▶ What the task requires:
Find the string "selected" and gather every line that holds it.

▶ Recorded data:
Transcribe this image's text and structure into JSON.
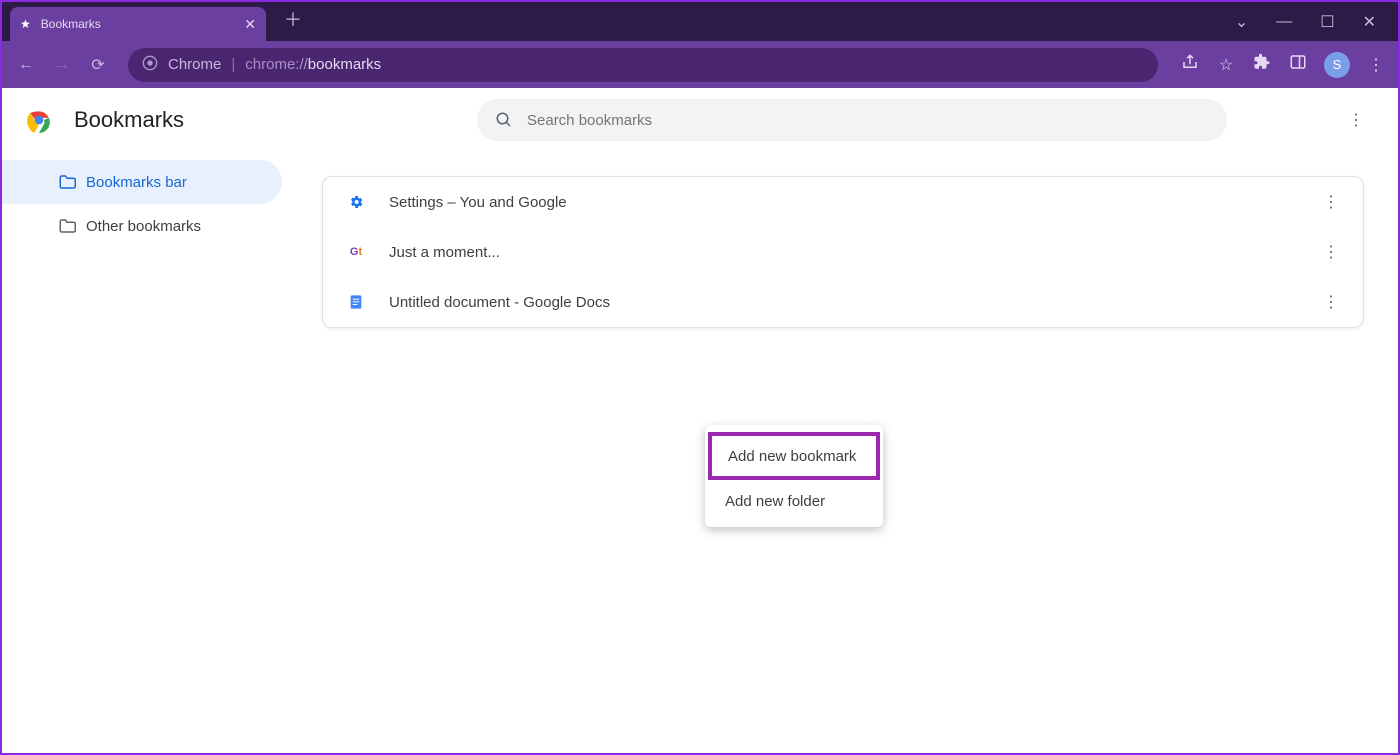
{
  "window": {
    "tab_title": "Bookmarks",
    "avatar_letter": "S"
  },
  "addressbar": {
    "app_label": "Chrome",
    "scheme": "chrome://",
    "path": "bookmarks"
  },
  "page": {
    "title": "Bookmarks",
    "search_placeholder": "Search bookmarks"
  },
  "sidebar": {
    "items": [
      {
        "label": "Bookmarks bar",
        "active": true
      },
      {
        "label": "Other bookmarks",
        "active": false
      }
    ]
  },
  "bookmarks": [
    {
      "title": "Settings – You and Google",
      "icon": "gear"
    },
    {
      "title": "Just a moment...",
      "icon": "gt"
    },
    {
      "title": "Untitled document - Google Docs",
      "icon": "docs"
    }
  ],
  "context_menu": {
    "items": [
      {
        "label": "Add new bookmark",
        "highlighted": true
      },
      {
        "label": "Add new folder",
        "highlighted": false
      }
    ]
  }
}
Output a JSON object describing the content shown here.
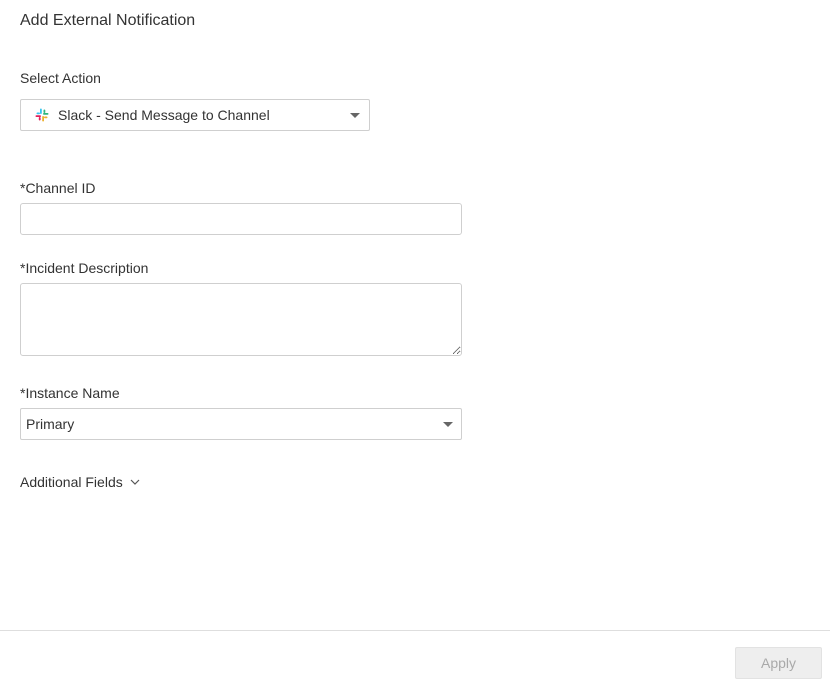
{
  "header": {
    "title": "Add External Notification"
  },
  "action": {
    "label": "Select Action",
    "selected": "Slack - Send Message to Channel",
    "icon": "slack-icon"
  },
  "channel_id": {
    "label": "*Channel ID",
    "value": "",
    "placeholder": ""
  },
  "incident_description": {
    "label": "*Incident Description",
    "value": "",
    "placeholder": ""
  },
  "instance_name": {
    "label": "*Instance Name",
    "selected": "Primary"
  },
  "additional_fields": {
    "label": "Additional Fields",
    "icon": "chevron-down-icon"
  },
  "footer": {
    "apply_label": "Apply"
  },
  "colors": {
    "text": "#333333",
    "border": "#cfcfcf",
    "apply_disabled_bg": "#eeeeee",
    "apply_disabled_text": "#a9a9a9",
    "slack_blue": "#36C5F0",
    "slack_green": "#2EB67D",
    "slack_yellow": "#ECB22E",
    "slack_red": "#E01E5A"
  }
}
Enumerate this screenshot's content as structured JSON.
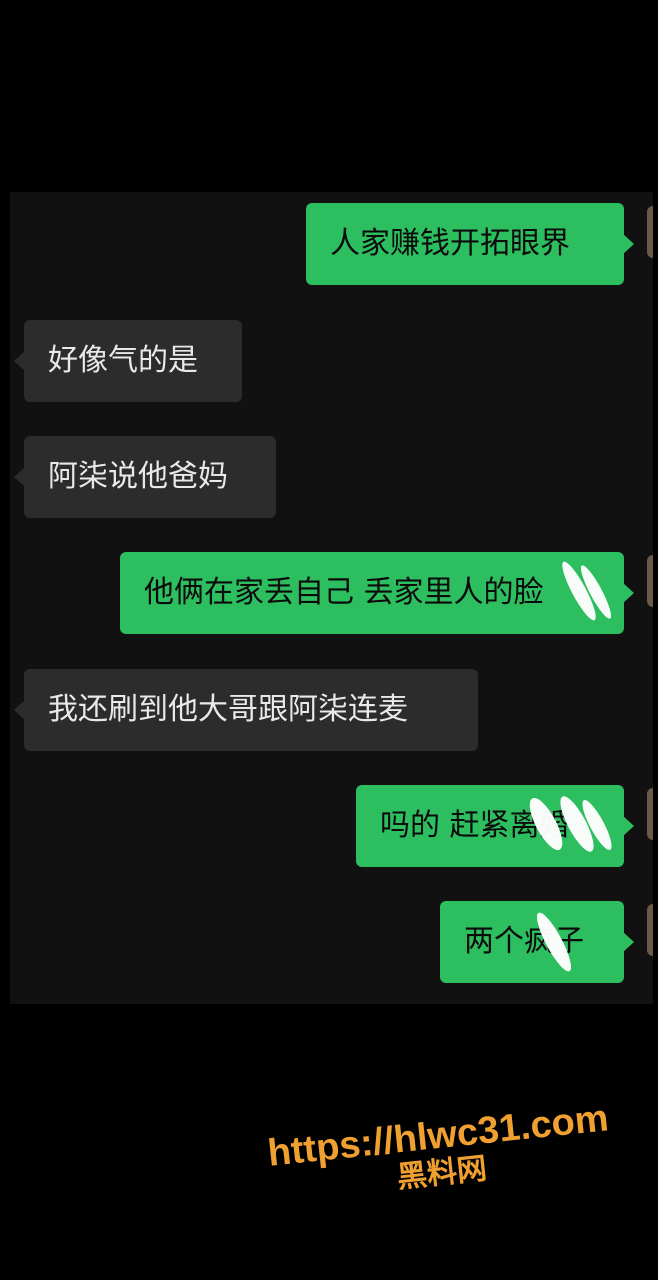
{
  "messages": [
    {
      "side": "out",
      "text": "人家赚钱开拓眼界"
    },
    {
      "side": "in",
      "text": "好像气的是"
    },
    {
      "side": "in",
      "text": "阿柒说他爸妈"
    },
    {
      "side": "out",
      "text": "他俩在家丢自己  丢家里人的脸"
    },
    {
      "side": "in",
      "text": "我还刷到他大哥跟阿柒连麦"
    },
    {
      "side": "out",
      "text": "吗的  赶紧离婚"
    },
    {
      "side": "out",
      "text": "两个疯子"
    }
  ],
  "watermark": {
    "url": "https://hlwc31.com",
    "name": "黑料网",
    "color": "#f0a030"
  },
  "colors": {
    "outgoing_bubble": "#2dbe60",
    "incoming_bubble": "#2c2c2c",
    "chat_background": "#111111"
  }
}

--

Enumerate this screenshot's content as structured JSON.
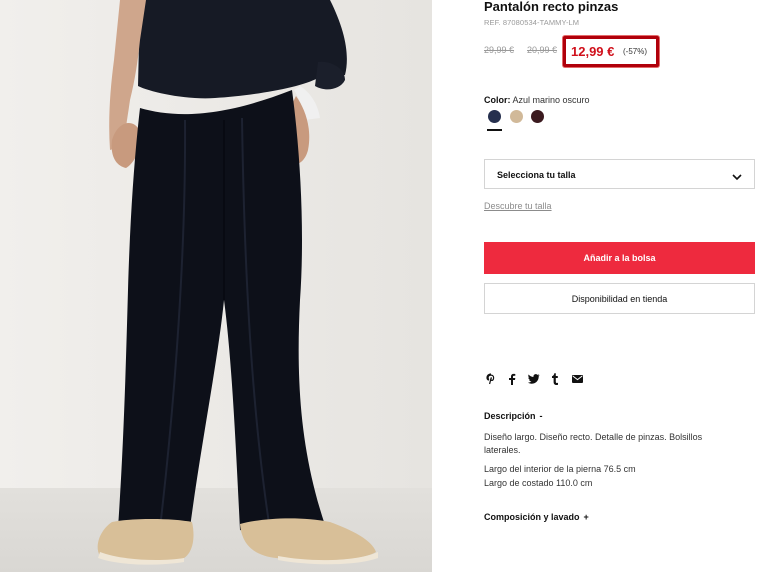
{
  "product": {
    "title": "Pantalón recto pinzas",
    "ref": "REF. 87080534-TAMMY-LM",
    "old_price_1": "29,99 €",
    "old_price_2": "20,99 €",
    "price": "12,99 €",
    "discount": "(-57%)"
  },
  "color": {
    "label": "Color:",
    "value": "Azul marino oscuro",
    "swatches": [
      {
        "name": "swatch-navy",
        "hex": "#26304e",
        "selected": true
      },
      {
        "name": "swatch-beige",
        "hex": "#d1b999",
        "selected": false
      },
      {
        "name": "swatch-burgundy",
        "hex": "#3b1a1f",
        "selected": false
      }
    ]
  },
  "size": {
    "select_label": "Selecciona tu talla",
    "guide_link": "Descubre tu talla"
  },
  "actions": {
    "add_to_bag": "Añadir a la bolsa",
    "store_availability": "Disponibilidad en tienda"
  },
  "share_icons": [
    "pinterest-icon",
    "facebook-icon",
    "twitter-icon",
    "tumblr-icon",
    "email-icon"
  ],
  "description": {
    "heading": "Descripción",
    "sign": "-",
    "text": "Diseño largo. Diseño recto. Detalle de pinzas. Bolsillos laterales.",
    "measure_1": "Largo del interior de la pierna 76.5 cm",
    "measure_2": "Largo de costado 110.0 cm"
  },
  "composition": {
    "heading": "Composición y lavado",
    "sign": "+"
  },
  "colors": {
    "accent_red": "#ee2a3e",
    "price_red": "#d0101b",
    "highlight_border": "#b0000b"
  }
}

▶ The reply:
    "selected": "Slack - Send Message to Channel",
    "selected": "Primary"
        "selected": true
        "selected": false
        "selected": false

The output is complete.